___ Supplied entries ___

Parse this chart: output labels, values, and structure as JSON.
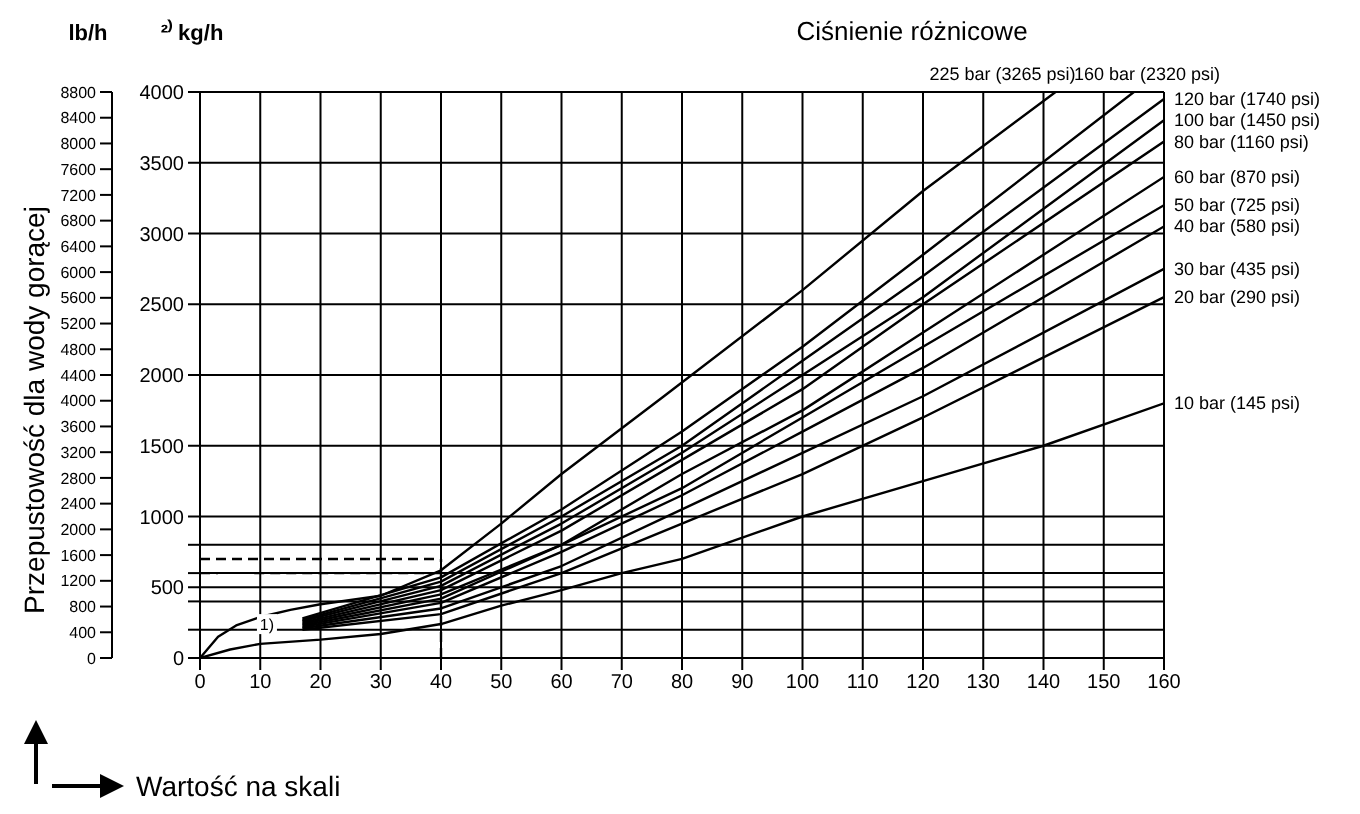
{
  "chart_data": {
    "type": "line",
    "legend_title": "Ciśnienie różnicowe",
    "xlabel": "Wartość na skali",
    "ylabel": "Przepustowość dla wody gorącej",
    "annotations": [
      "lb/h",
      "²⁾ kg/h",
      {
        "text": "1)",
        "x": 6,
        "y": 600
      }
    ],
    "xlim": [
      0,
      160
    ],
    "xticks": [
      0,
      10,
      20,
      30,
      40,
      50,
      60,
      70,
      80,
      90,
      100,
      110,
      120,
      130,
      140,
      150,
      160
    ],
    "ylim": [
      0,
      8800
    ],
    "yticks": [
      0,
      400,
      800,
      1200,
      1600,
      2000,
      2400,
      2800,
      3200,
      3600,
      4000,
      4400,
      4800,
      5200,
      5600,
      6000,
      6400,
      6800,
      7200,
      7600,
      8000,
      8400,
      8800
    ],
    "y2lim": [
      0,
      4000
    ],
    "y2ticks": [
      0,
      {
        "value": 200,
        "label": null
      },
      {
        "value": 400,
        "label": null
      },
      500,
      {
        "value": 600,
        "label": null
      },
      {
        "value": 800,
        "label": null
      },
      1000,
      1500,
      2000,
      2500,
      3000,
      3500,
      4000
    ],
    "grid": true,
    "legend": false,
    "marker": "none",
    "series": [
      {
        "name": "225 bar (3265 psi)",
        "color": "#000000",
        "axis": "y2",
        "x": [
          0,
          3,
          6,
          10,
          15,
          20,
          30,
          40,
          50,
          60,
          77,
          100,
          120,
          142
        ],
        "values": [
          0,
          150,
          230,
          290,
          340,
          380,
          440,
          620,
          950,
          1300,
          1850,
          2600,
          3300,
          4000
        ]
      },
      {
        "name": "160 bar (2320 psi)",
        "color": "#000000",
        "axis": "y2",
        "x": [
          17,
          40,
          60,
          80,
          100,
          120,
          155
        ],
        "values": [
          280,
          570,
          1050,
          1600,
          2200,
          2850,
          4000
        ]
      },
      {
        "name": "120 bar (1740 psi)",
        "color": "#000000",
        "axis": "y2",
        "x": [
          17,
          40,
          60,
          80,
          100,
          120,
          160
        ],
        "values": [
          270,
          540,
          1000,
          1500,
          2100,
          2700,
          3950
        ]
      },
      {
        "name": "100 bar (1450 psi)",
        "color": "#000000",
        "axis": "y2",
        "x": [
          17,
          40,
          60,
          80,
          100,
          120,
          160
        ],
        "values": [
          260,
          510,
          950,
          1450,
          2000,
          2550,
          3800
        ]
      },
      {
        "name": "80 bar (1160 psi)",
        "color": "#000000",
        "axis": "y2",
        "x": [
          17,
          40,
          60,
          80,
          100,
          120,
          160
        ],
        "values": [
          250,
          480,
          900,
          1400,
          1900,
          2500,
          3650
        ]
      },
      {
        "name": "60 bar (870 psi)",
        "color": "#000000",
        "axis": "y2",
        "x": [
          17,
          40,
          60,
          80,
          100,
          120,
          160
        ],
        "values": [
          240,
          450,
          800,
          1300,
          1750,
          2300,
          3400
        ]
      },
      {
        "name": "50 bar (725 psi)",
        "color": "#000000",
        "axis": "y2",
        "x": [
          17,
          40,
          60,
          80,
          100,
          120,
          160
        ],
        "values": [
          230,
          420,
          800,
          1200,
          1700,
          2200,
          3200
        ]
      },
      {
        "name": "40 bar (580 psi)",
        "color": "#000000",
        "axis": "y2",
        "x": [
          17,
          40,
          60,
          80,
          100,
          120,
          160
        ],
        "values": [
          220,
          390,
          750,
          1150,
          1600,
          2050,
          3050
        ]
      },
      {
        "name": "30 bar (435 psi)",
        "color": "#000000",
        "axis": "y2",
        "x": [
          17,
          40,
          60,
          80,
          100,
          120,
          160
        ],
        "values": [
          210,
          350,
          650,
          1050,
          1450,
          1850,
          2750
        ]
      },
      {
        "name": "20 bar (290 psi)",
        "color": "#000000",
        "axis": "y2",
        "x": [
          17,
          40,
          60,
          80,
          100,
          120,
          160
        ],
        "values": [
          200,
          310,
          600,
          950,
          1300,
          1700,
          2550
        ]
      },
      {
        "name": "10 bar (145 psi)",
        "color": "#000000",
        "axis": "y2",
        "x": [
          0,
          5,
          10,
          20,
          30,
          40,
          50,
          60,
          70,
          80,
          100,
          120,
          140,
          160
        ],
        "values": [
          0,
          60,
          100,
          130,
          170,
          240,
          370,
          480,
          600,
          700,
          1000,
          1250,
          1500,
          1800
        ]
      },
      {
        "color": "#000000",
        "axis": "y2",
        "line_style": "dashed",
        "x": [
          0,
          40
        ],
        "values": [
          700,
          700
        ]
      },
      {
        "color": "#000000",
        "axis": "y2",
        "line_style": "dashed",
        "x": [
          0,
          3,
          6,
          9,
          40
        ],
        "values": [
          600,
          600,
          null,
          600,
          600
        ]
      },
      {
        "color": "#000000",
        "axis": "y2",
        "line_style": "dashed",
        "x": [
          40,
          40
        ],
        "values": [
          0,
          700
        ]
      }
    ]
  }
}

___

**Your task**
Wherever the word "name" occurs in a line of the listing, copy that line.

**Solution for this exercise**
        "name": "225 bar (3265 psi)",
        "name": "160 bar (2320 psi)",
        "name": "120 bar (1740 psi)",
        "name": "100 bar (1450 psi)",
        "name": "80 bar (1160 psi)",
        "name": "60 bar (870 psi)",
        "name": "50 bar (725 psi)",
        "name": "40 bar (580 psi)",
        "name": "30 bar (435 psi)",
        "name": "20 bar (290 psi)",
        "name": "10 bar (145 psi)",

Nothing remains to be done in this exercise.